◆ Dataset rows:

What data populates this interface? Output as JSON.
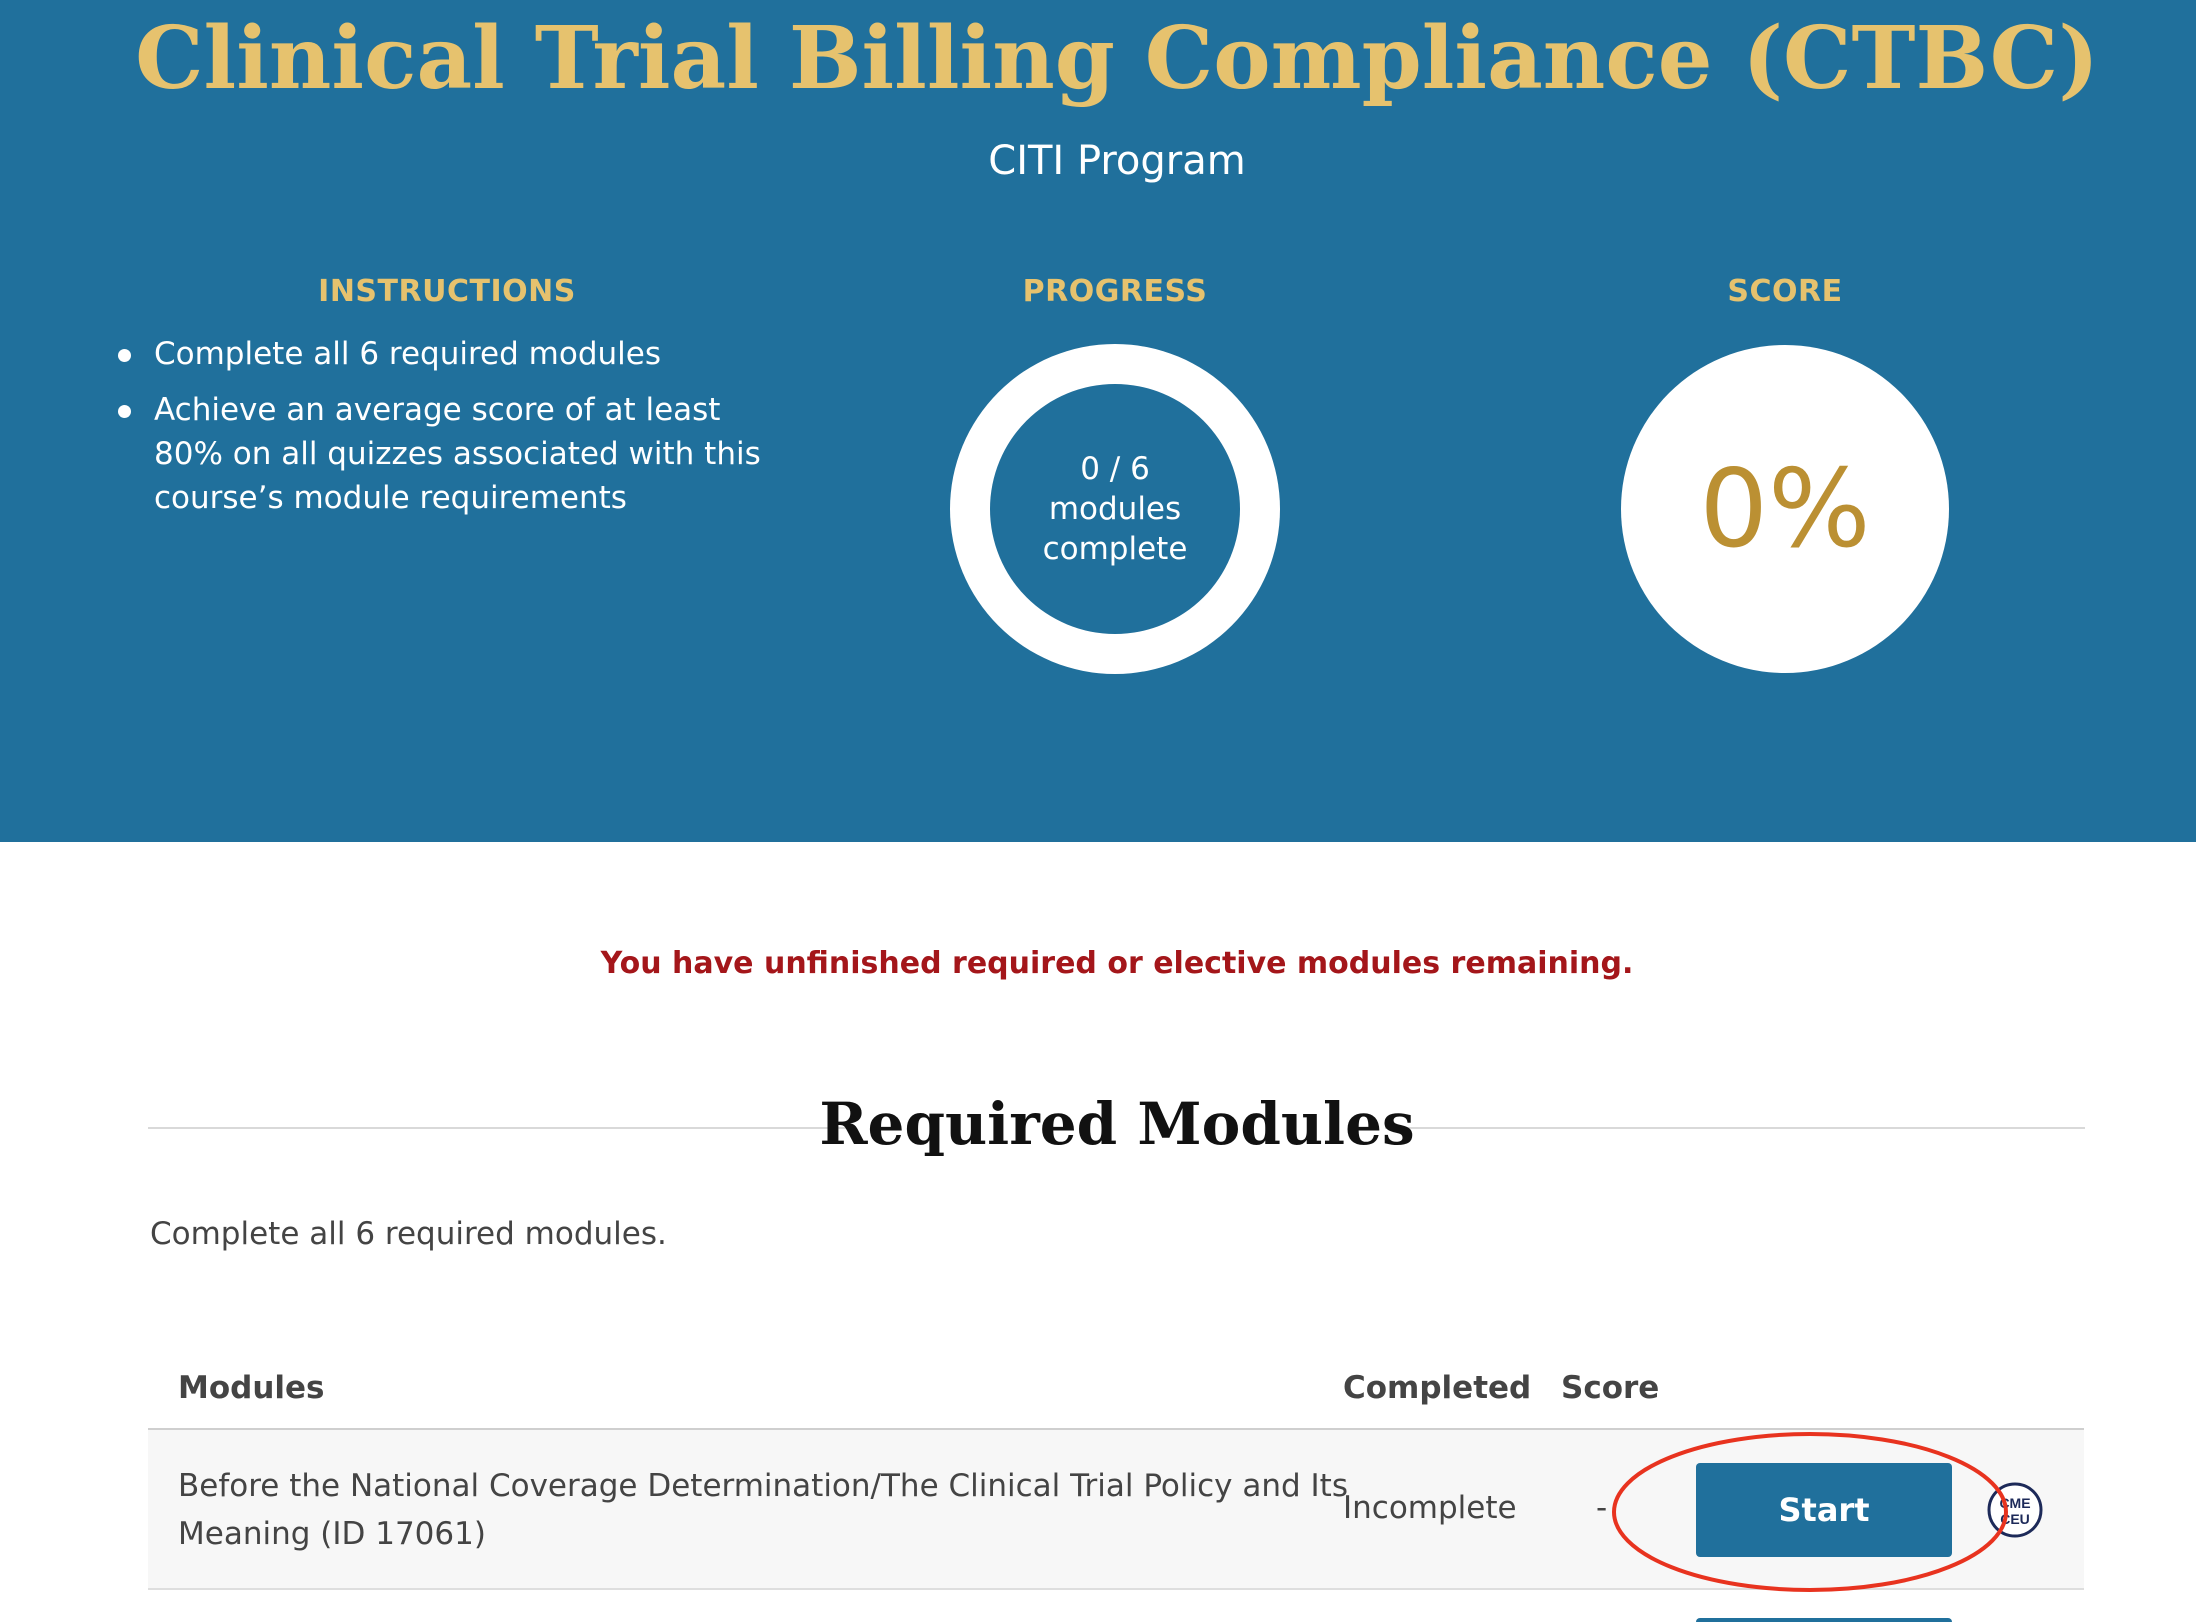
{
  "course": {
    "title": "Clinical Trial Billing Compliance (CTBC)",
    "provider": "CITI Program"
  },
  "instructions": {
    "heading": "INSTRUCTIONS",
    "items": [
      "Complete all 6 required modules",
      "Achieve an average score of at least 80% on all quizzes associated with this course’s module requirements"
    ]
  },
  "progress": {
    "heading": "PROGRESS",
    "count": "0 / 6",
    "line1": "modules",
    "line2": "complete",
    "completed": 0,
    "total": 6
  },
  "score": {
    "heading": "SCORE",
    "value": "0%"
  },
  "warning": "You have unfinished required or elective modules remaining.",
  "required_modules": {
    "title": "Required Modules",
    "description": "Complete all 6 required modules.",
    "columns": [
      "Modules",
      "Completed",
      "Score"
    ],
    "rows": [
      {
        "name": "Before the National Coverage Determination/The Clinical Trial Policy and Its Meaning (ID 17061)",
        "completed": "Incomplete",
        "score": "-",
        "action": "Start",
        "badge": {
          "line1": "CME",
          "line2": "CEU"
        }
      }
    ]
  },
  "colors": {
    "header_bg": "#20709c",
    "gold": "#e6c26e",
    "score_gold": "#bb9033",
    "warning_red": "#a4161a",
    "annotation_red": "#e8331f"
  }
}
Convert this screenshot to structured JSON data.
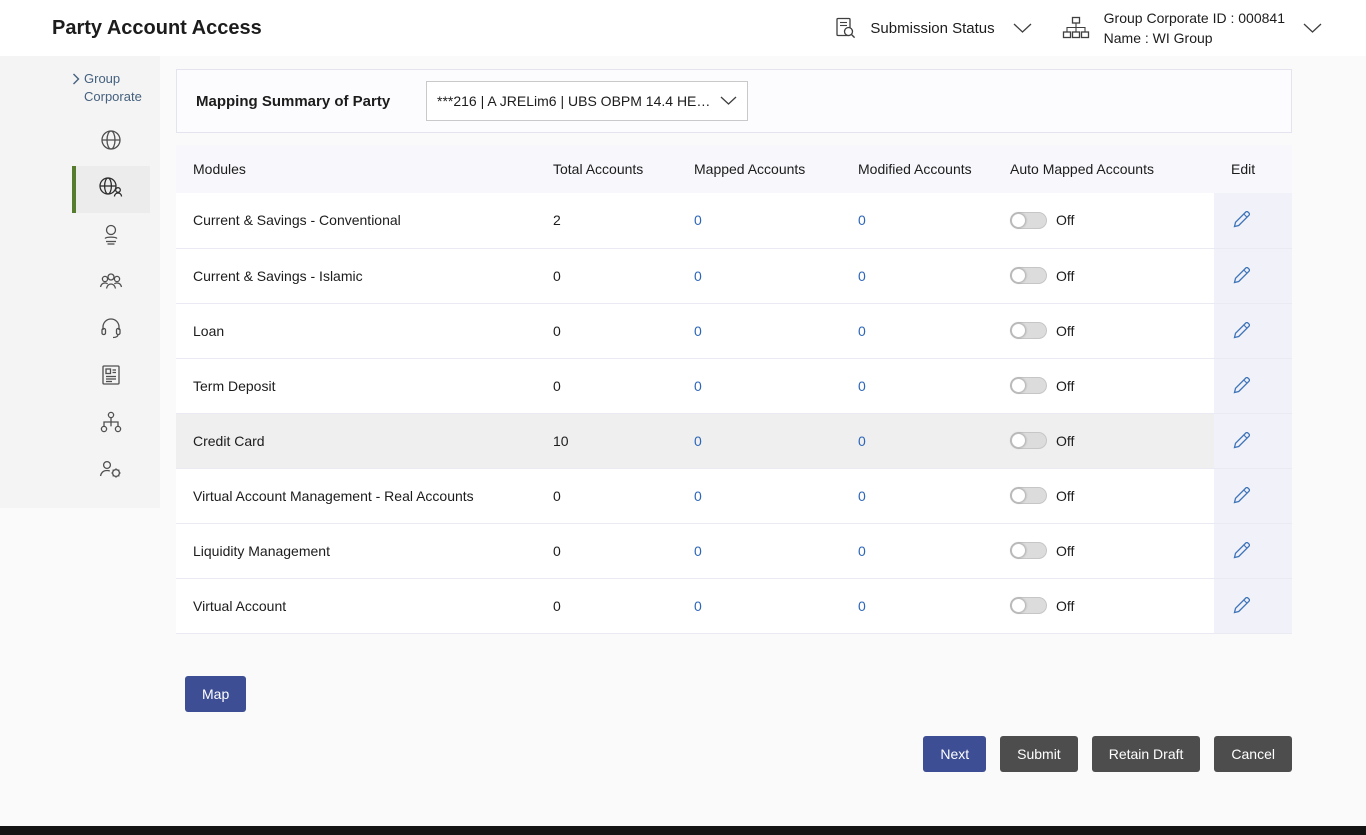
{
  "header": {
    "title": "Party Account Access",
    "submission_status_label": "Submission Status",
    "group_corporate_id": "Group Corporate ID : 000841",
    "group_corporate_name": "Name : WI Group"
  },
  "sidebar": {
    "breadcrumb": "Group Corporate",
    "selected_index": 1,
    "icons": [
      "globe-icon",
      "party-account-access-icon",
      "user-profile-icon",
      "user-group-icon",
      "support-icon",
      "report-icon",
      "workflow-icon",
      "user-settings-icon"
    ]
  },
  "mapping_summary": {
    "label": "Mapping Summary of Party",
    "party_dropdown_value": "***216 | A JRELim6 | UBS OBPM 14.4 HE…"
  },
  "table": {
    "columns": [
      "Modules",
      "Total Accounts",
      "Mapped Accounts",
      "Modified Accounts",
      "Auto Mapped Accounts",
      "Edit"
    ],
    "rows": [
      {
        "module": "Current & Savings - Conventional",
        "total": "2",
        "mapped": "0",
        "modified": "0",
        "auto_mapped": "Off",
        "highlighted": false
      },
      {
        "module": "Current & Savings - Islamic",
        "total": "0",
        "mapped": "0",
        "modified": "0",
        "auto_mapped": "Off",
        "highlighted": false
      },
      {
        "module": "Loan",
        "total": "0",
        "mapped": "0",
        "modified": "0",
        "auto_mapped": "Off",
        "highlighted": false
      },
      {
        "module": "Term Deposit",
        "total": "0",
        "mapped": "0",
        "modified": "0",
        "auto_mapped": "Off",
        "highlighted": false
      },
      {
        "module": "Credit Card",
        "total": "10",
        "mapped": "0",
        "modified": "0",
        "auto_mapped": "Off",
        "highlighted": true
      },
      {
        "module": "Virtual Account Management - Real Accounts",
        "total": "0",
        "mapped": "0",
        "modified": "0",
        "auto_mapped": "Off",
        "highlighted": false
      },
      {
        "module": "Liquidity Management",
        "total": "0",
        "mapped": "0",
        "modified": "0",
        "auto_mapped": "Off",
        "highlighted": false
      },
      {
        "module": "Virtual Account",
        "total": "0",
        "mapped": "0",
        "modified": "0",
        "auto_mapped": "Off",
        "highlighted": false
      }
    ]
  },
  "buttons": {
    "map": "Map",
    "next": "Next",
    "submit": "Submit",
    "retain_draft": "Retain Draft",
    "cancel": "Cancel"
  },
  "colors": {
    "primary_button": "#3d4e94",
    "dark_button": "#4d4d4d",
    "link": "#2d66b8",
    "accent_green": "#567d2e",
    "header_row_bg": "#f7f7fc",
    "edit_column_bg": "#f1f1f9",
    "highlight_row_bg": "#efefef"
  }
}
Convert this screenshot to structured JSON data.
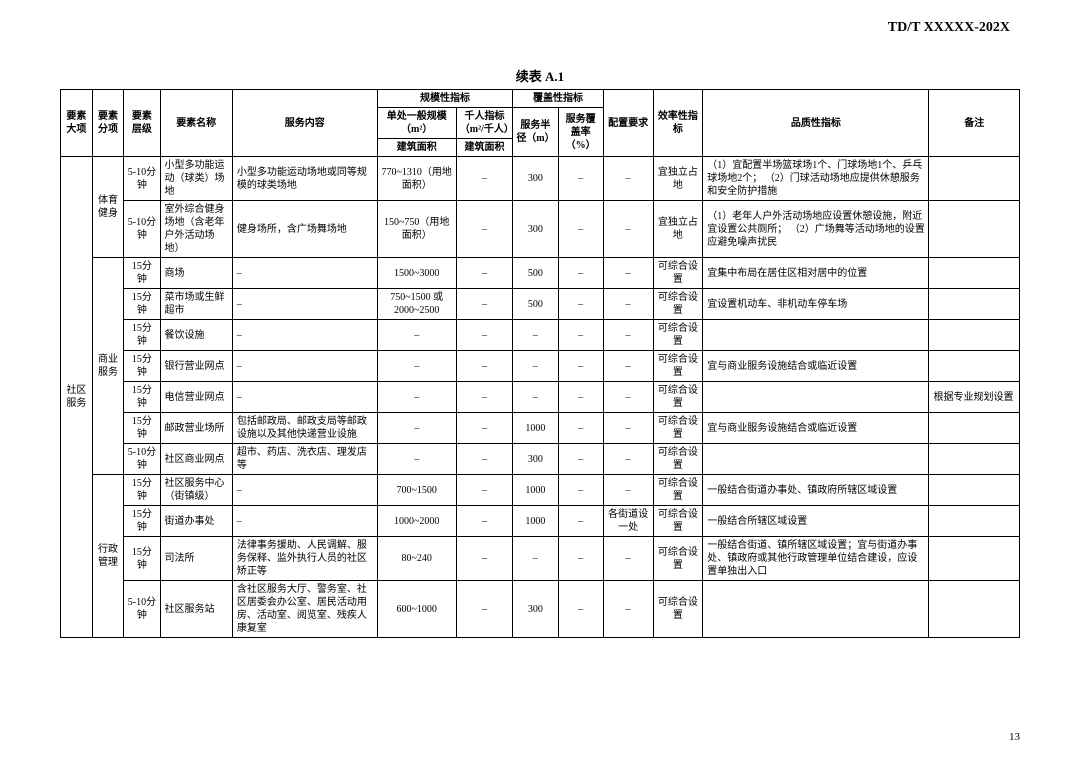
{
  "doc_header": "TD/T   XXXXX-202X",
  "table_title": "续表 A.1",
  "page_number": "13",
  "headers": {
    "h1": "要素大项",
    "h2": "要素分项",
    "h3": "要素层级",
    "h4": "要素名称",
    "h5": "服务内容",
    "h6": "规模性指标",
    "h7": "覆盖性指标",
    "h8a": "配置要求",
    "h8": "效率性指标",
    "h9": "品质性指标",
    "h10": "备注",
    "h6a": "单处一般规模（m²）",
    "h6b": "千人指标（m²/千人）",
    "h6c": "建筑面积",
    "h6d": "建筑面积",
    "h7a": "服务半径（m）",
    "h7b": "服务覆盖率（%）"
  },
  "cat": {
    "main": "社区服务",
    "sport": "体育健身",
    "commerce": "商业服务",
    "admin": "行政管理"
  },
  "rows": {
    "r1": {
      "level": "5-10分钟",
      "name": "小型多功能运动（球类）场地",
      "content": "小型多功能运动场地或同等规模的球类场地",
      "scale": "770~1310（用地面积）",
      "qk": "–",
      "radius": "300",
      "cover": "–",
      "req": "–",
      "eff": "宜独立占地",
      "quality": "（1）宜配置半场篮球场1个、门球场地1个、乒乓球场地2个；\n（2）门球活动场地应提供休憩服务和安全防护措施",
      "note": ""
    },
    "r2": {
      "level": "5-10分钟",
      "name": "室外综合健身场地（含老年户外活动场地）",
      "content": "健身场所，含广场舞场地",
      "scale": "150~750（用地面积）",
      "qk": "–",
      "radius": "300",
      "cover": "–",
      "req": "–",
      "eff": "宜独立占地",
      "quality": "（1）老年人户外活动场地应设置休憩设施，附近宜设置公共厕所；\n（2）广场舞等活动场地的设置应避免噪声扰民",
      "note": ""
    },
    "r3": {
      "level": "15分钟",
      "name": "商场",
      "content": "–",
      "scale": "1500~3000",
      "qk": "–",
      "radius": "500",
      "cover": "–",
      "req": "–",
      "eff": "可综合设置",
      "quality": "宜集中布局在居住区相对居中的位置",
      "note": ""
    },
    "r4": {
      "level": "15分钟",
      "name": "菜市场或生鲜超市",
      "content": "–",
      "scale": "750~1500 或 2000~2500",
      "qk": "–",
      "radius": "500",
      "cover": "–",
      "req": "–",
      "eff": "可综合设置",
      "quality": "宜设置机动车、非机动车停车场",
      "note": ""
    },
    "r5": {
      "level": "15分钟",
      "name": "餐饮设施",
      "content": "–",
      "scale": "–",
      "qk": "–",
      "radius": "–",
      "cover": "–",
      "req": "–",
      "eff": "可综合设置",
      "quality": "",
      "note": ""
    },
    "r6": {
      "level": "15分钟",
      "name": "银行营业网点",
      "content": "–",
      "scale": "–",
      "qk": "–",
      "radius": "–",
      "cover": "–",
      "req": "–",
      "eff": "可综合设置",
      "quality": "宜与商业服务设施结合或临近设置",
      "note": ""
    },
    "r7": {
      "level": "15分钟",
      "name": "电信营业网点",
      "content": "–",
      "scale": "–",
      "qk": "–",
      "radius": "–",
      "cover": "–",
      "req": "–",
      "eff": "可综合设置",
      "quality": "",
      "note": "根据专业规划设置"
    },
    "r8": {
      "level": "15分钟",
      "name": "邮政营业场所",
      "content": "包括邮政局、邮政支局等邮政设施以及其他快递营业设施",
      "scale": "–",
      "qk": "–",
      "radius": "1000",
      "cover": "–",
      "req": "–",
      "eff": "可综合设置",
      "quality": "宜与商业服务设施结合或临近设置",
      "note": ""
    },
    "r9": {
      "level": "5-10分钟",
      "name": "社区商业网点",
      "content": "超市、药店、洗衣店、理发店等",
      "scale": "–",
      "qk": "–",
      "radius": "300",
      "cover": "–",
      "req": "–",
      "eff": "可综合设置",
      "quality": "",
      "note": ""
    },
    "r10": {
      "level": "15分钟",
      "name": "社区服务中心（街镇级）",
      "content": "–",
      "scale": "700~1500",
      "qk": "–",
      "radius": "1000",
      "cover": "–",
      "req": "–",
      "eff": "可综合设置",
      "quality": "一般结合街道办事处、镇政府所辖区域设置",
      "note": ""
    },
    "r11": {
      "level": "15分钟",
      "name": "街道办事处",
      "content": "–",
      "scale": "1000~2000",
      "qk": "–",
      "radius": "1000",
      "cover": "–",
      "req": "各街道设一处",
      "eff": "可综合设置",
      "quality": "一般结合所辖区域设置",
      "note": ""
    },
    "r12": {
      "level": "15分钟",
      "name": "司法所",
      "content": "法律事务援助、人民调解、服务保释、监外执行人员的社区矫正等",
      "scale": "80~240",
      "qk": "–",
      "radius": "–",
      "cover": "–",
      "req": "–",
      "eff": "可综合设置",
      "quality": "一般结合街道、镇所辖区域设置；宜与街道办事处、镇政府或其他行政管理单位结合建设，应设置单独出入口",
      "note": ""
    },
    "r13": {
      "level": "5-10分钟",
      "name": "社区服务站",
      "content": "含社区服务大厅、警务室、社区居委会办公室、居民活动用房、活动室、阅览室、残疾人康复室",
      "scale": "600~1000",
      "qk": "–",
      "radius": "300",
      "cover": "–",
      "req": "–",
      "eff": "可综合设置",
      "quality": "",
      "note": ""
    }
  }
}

◆ Instructions for the task: Return all lines containing the word "Virtual".

◆ Answer:
        "module": "Virtual Account Management - Real Accounts",
        "module": "Virtual Account",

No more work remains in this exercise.